— WHAT IS EXPECTED —
Track down each line below containing the string "réactions" and copy it.

Records from a data collection:
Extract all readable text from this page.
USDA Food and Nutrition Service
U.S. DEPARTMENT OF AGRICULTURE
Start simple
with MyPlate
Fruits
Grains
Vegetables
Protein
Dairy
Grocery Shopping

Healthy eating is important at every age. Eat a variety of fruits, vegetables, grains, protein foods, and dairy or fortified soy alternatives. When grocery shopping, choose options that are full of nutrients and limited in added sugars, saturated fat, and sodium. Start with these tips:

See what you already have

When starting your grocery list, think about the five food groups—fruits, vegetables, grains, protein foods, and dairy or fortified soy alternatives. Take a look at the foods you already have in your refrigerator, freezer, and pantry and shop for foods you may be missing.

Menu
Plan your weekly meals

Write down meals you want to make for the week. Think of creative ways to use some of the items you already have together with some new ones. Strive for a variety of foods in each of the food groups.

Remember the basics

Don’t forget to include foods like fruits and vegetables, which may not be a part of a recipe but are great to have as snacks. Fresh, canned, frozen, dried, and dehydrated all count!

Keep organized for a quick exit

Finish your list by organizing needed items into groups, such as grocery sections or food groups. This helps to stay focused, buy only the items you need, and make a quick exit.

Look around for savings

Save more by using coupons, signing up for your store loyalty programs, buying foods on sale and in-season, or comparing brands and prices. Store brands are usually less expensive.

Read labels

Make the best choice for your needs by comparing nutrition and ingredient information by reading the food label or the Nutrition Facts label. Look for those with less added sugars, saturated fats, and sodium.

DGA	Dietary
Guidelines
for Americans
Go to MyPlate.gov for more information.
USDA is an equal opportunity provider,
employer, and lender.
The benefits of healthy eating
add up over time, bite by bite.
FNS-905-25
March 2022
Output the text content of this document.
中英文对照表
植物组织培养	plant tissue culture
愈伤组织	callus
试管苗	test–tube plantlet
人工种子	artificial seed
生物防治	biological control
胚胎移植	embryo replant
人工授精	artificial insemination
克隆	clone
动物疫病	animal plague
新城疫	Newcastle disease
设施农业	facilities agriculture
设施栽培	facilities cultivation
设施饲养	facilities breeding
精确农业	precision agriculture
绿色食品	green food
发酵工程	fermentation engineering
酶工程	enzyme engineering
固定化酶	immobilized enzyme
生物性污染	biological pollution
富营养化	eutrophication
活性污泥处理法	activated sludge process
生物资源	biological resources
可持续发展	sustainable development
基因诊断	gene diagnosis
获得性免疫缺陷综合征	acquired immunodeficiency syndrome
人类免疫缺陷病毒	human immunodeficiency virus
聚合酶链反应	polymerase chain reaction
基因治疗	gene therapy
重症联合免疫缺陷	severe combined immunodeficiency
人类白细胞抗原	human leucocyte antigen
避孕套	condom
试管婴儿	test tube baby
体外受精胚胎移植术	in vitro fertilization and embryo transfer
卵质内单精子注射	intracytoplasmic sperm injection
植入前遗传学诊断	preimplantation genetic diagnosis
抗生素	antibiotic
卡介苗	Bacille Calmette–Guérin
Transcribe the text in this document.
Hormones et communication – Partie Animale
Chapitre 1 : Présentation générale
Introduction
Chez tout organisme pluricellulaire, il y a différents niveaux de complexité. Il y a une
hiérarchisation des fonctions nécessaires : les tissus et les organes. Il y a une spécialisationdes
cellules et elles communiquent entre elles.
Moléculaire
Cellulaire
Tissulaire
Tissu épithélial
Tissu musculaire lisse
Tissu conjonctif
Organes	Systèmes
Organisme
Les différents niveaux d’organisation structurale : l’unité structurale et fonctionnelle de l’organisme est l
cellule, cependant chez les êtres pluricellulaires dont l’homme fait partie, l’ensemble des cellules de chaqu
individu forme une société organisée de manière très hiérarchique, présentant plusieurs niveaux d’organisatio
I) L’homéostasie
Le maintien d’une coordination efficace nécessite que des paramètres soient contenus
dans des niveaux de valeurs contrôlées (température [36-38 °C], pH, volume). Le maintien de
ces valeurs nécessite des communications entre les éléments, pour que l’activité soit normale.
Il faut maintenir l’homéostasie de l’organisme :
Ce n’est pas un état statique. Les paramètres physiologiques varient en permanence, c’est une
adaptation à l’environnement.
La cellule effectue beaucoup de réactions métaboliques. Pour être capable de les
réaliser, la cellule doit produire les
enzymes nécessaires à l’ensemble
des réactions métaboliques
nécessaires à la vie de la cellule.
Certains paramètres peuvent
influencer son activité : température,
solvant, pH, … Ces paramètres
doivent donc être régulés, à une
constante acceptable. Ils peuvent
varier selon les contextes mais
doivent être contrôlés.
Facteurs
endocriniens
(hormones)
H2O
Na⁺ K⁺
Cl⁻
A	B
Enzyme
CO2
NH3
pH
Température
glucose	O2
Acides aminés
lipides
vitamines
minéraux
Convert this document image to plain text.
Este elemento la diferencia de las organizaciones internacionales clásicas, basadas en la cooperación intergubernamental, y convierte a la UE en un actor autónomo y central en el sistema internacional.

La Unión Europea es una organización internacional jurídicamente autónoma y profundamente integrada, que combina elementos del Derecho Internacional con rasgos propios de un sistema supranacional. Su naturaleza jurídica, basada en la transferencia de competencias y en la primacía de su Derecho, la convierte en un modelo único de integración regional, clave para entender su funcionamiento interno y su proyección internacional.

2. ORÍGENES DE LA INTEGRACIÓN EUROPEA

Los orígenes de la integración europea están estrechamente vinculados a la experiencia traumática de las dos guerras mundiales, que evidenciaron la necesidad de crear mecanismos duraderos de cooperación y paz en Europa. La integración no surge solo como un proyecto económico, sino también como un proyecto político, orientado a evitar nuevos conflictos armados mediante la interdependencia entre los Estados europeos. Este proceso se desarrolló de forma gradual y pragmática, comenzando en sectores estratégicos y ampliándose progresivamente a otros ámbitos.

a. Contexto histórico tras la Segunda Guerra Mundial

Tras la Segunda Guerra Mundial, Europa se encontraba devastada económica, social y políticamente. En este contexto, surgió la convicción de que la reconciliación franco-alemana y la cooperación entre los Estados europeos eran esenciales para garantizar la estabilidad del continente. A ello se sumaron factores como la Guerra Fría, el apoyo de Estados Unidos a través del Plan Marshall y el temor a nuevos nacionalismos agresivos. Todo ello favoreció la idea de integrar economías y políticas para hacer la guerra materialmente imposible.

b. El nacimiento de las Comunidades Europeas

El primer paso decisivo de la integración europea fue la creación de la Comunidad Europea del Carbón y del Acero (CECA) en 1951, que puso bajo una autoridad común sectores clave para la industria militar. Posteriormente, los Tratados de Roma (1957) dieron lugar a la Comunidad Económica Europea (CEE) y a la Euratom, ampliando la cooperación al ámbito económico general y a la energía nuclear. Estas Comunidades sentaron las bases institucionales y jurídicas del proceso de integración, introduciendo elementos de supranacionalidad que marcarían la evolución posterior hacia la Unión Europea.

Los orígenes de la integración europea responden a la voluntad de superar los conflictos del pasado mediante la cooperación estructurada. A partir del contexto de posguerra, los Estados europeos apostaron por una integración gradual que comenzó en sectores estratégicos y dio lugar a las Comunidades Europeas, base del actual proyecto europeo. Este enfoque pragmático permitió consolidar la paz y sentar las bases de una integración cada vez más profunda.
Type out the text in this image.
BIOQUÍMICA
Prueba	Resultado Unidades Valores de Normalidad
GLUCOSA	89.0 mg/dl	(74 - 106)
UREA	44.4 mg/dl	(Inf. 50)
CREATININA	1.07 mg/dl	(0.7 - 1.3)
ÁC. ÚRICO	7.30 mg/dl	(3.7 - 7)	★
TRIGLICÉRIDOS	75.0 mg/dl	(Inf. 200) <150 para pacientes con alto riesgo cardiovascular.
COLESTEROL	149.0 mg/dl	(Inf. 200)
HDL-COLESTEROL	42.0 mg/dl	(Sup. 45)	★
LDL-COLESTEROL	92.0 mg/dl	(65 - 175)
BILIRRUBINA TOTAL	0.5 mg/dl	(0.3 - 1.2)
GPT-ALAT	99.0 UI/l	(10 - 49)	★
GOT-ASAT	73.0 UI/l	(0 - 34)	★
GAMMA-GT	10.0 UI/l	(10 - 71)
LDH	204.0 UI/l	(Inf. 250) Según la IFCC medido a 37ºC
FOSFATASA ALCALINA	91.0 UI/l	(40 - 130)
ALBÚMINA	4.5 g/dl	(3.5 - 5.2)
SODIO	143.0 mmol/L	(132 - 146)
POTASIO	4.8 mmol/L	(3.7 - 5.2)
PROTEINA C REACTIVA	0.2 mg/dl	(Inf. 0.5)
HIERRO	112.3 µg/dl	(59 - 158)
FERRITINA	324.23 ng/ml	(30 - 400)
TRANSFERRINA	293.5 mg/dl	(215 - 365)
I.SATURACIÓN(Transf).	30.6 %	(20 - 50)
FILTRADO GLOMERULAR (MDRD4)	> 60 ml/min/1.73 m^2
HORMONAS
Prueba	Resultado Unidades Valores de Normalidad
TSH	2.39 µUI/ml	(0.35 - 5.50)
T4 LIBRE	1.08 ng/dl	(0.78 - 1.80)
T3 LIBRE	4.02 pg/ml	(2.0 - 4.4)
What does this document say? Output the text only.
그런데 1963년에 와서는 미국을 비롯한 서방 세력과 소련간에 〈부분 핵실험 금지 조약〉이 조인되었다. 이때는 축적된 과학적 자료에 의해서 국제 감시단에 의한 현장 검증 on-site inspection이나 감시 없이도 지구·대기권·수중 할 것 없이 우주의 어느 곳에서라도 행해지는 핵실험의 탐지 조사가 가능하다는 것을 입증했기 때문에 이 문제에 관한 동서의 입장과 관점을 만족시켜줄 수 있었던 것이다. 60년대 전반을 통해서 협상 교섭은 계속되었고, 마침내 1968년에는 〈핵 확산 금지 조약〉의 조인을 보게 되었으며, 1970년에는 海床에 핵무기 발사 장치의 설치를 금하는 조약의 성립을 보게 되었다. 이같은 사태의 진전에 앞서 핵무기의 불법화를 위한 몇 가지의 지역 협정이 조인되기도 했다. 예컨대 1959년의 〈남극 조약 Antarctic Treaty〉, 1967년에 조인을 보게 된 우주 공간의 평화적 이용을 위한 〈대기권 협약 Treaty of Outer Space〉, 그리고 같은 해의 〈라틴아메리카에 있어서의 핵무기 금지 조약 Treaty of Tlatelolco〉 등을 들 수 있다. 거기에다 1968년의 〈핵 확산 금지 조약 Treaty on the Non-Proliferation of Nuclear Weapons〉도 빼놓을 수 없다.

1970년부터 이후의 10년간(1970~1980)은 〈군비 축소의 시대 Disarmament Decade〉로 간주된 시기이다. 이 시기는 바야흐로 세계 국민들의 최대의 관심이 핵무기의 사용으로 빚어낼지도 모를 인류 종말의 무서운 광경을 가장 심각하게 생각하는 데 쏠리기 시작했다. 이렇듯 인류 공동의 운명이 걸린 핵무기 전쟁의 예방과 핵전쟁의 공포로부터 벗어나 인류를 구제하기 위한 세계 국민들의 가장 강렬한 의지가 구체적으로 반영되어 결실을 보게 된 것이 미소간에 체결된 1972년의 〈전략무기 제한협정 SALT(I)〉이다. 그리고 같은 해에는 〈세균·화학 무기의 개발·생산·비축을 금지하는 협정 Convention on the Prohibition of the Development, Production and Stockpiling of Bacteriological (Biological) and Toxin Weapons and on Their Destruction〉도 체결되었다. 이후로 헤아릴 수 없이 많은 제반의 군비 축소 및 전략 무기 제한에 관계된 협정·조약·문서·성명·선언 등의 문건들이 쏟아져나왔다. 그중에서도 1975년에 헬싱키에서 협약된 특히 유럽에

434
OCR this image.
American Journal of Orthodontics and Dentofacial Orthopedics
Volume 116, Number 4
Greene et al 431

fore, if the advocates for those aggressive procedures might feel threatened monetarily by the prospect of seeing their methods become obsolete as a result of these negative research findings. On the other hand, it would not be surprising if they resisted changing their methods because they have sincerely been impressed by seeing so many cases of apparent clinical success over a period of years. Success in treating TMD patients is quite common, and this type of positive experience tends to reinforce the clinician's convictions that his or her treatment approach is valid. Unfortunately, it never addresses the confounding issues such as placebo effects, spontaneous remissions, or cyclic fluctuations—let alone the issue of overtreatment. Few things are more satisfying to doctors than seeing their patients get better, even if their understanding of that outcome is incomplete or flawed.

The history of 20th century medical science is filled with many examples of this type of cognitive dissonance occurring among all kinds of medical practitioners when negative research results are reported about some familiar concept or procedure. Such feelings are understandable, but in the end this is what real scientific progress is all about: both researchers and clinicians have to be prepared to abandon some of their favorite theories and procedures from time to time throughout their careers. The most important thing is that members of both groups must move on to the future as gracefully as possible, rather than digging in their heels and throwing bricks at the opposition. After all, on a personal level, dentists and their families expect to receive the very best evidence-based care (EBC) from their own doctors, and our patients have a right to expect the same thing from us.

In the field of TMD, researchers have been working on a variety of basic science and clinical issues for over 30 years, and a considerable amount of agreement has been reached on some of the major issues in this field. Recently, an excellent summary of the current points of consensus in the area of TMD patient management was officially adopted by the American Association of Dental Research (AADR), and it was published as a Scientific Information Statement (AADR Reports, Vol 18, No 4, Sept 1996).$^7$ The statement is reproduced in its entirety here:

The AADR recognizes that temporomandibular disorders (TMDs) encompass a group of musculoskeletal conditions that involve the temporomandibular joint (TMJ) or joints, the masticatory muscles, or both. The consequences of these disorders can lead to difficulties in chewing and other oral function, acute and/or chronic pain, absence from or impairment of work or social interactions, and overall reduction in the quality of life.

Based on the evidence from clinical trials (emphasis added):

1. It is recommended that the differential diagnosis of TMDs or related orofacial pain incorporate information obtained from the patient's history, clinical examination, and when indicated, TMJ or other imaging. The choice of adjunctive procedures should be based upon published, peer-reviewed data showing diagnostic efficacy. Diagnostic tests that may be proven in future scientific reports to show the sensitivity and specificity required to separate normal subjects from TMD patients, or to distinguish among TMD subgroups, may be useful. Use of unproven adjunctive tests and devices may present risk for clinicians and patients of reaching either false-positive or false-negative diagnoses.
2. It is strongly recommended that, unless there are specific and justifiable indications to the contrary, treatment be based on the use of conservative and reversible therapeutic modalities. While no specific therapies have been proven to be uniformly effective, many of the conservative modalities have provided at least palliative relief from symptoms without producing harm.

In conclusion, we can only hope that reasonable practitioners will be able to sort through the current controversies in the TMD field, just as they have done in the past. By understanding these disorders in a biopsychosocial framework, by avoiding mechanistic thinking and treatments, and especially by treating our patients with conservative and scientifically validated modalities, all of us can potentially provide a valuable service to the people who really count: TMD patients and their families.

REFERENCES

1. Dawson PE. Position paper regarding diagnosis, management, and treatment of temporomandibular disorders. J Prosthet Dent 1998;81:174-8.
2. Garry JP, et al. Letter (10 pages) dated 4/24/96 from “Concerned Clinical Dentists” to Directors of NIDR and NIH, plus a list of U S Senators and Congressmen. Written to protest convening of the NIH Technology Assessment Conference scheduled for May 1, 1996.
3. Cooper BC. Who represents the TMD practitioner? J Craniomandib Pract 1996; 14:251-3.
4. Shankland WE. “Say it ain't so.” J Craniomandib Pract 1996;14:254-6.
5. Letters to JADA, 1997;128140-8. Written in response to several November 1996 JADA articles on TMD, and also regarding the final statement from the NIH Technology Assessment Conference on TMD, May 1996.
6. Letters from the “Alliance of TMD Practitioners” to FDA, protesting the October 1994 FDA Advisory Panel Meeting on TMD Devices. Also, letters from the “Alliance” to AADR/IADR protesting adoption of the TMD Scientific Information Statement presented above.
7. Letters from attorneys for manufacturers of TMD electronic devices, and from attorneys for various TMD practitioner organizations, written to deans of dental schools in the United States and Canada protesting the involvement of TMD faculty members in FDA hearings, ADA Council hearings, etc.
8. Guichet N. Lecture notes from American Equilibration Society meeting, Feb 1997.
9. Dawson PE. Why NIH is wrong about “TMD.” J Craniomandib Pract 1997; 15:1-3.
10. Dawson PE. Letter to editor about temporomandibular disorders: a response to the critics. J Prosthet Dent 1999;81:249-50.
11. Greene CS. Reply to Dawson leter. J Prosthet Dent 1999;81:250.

— REPLY TO THE TASK —
La cellule effectue beaucoup de réactions métaboliques. Pour être capable de les
des réactions métaboliques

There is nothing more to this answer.